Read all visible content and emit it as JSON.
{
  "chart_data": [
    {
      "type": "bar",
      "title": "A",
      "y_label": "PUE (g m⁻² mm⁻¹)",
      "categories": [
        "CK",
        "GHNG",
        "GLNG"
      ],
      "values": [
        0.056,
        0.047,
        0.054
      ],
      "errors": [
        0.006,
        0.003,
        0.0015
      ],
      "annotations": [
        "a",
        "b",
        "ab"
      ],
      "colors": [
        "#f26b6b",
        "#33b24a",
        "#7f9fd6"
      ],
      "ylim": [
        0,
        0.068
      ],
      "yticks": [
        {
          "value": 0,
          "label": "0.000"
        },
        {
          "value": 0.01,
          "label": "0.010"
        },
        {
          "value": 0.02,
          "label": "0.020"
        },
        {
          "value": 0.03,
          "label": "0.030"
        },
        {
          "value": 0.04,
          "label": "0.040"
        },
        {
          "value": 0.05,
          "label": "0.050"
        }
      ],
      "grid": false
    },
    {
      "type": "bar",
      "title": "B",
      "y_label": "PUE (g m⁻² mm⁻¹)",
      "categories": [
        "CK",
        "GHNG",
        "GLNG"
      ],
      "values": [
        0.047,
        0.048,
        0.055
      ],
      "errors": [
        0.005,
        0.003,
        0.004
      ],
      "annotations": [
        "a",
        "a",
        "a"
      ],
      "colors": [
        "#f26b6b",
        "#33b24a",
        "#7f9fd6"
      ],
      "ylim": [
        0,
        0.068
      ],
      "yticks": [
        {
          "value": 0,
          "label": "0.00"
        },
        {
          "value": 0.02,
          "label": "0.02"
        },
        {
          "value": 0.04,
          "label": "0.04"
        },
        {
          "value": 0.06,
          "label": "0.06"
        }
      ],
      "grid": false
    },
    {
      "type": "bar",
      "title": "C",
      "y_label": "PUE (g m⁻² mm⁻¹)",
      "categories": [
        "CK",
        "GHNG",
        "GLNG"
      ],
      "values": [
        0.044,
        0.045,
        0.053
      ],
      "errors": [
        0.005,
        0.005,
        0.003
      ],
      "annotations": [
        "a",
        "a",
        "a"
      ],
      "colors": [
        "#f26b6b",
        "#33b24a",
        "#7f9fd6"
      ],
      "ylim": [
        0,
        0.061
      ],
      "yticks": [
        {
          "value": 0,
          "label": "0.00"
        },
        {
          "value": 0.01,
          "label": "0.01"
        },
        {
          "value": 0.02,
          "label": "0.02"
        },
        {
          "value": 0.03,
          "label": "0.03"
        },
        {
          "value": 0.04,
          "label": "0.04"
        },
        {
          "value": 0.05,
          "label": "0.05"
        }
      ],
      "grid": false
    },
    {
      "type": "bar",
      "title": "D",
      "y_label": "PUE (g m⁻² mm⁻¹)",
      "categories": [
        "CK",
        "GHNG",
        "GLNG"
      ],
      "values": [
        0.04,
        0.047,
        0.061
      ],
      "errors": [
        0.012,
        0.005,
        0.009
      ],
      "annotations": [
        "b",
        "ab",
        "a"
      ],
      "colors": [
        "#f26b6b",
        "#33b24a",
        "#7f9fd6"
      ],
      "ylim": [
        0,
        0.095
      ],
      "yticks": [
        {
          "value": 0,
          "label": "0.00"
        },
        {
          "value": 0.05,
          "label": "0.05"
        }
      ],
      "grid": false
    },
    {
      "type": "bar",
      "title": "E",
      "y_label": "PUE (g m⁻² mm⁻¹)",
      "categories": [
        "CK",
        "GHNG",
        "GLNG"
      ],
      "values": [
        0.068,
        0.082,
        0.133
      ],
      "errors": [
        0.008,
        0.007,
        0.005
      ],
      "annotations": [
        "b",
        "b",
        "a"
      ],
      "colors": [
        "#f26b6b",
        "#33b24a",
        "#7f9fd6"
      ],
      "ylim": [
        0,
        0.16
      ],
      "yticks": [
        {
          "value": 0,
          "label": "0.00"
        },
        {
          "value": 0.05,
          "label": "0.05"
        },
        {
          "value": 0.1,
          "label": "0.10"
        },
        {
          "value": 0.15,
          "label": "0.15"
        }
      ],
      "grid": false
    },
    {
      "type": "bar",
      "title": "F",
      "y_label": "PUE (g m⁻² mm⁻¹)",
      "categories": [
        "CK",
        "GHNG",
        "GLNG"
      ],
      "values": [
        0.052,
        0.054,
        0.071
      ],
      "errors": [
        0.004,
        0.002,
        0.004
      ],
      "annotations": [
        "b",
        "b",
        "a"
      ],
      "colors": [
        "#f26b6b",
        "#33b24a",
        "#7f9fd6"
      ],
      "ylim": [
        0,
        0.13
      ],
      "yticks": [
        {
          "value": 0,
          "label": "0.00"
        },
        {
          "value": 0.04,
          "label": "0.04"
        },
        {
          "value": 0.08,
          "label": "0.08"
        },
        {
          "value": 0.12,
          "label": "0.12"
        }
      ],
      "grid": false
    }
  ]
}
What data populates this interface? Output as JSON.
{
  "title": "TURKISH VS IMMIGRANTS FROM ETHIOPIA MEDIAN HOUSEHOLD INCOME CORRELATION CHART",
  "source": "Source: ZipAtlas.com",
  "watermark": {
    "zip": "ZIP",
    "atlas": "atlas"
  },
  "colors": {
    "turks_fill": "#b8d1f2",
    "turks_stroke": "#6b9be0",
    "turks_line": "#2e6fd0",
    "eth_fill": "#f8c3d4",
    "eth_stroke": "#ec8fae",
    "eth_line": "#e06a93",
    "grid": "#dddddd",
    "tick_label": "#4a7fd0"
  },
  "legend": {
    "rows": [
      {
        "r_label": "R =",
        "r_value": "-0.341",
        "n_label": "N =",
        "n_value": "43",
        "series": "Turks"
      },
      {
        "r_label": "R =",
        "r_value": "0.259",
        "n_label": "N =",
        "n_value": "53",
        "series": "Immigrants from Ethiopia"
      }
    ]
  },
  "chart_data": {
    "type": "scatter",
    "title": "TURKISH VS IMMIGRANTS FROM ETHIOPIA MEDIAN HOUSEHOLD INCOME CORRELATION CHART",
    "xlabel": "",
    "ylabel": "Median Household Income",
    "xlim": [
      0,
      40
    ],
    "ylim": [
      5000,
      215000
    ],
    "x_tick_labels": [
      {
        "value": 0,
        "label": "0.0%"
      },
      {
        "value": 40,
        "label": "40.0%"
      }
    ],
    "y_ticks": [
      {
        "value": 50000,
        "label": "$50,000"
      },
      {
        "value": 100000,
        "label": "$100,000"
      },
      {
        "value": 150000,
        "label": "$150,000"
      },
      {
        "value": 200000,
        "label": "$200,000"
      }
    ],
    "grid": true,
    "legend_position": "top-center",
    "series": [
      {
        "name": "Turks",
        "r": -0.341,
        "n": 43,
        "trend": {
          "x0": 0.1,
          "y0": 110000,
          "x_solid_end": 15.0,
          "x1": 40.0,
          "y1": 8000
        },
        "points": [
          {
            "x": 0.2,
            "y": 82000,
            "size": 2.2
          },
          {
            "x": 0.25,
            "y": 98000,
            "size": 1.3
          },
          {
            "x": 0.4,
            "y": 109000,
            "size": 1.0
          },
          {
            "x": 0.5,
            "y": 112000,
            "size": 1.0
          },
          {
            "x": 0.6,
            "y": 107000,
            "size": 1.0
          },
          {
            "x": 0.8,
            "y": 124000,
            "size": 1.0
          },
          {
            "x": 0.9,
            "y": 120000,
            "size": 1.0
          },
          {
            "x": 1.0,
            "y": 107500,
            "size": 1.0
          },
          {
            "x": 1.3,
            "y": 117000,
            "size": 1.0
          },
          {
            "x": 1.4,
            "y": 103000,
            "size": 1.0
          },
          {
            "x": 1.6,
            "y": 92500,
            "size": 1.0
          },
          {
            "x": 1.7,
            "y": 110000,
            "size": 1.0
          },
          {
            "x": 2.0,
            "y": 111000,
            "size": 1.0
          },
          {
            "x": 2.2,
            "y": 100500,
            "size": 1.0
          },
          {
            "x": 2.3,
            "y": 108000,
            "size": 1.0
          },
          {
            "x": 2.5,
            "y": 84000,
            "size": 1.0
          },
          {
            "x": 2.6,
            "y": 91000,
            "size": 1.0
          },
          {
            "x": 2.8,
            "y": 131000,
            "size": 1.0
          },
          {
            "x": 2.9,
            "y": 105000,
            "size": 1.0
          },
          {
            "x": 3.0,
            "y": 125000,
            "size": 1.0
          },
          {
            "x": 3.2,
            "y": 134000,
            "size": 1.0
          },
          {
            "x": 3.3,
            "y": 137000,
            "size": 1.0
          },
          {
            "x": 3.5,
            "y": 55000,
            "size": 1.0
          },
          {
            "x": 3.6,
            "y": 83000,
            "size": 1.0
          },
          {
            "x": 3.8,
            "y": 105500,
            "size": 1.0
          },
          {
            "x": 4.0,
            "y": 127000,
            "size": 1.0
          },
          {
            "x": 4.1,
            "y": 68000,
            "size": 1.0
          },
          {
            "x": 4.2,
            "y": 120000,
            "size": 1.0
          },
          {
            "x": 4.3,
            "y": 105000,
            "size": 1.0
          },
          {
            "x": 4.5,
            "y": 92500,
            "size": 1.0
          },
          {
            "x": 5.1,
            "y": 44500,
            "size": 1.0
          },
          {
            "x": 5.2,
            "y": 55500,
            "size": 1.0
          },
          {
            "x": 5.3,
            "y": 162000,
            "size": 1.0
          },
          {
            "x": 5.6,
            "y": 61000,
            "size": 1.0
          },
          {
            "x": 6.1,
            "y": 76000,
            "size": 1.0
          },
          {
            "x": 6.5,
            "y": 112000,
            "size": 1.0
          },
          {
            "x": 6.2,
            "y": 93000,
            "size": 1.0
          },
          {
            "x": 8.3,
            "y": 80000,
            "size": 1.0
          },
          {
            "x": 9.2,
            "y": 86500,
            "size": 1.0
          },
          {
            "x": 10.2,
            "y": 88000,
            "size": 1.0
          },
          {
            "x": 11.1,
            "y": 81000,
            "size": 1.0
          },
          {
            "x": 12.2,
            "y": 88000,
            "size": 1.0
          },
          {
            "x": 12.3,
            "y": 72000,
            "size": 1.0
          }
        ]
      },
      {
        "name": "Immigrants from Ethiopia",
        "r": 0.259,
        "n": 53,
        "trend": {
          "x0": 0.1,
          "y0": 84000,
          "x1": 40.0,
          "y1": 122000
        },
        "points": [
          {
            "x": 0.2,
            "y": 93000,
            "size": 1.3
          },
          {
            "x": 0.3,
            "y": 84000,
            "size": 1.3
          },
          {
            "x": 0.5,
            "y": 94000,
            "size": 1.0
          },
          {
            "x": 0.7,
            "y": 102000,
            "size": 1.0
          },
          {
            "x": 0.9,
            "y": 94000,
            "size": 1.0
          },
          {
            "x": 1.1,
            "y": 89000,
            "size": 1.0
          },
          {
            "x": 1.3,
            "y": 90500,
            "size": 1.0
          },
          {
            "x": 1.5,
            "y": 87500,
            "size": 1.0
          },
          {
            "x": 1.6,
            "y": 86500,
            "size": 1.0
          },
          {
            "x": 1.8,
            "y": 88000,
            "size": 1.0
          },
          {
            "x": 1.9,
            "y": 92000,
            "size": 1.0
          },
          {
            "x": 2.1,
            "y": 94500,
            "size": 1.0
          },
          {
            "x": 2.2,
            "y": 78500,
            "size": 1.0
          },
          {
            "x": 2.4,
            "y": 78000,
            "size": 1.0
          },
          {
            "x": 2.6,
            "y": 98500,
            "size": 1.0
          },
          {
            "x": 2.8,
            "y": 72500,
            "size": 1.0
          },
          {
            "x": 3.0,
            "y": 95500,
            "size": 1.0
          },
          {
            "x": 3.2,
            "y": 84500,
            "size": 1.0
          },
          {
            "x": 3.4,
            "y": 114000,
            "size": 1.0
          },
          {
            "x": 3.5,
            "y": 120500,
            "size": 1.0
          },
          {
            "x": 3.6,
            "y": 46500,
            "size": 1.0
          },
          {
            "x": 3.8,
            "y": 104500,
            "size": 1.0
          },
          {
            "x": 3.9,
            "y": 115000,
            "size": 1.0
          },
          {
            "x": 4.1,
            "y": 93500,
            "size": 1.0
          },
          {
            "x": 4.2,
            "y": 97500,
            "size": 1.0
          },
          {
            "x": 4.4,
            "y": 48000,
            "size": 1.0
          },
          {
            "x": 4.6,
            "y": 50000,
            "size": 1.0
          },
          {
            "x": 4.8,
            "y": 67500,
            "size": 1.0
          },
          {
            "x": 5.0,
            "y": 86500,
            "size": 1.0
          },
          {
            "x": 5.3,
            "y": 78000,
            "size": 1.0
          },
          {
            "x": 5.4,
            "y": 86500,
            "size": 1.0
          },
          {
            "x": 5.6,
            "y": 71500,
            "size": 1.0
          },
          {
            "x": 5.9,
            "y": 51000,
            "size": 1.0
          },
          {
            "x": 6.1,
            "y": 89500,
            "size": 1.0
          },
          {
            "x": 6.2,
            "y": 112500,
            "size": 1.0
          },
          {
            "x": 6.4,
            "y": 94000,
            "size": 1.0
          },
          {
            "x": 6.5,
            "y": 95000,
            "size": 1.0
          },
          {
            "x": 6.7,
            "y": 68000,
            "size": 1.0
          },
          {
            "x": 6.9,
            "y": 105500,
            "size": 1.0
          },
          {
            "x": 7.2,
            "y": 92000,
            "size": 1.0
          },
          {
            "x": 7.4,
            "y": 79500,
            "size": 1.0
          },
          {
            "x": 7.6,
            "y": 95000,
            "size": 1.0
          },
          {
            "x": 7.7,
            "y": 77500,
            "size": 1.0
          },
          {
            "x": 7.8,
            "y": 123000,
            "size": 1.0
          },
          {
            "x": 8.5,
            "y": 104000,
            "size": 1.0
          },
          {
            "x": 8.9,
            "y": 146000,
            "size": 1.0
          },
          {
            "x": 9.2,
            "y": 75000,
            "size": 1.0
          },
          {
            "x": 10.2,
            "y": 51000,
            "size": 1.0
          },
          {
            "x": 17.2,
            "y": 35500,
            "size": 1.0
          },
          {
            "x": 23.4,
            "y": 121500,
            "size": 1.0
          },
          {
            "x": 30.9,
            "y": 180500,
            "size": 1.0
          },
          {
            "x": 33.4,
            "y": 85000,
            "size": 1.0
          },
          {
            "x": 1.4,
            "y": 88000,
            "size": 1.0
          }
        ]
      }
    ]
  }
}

++++++

__Description of the task__: Report each line in the preceding entries that holds the string "TURKISH".

__Reply to the task__:
  "title": "TURKISH VS IMMIGRANTS FROM ETHIOPIA MEDIAN HOUSEHOLD INCOME CORRELATION CHART",
    "title": "TURKISH VS IMMIGRANTS FROM ETHIOPIA MEDIAN HOUSEHOLD INCOME CORRELATION CHART",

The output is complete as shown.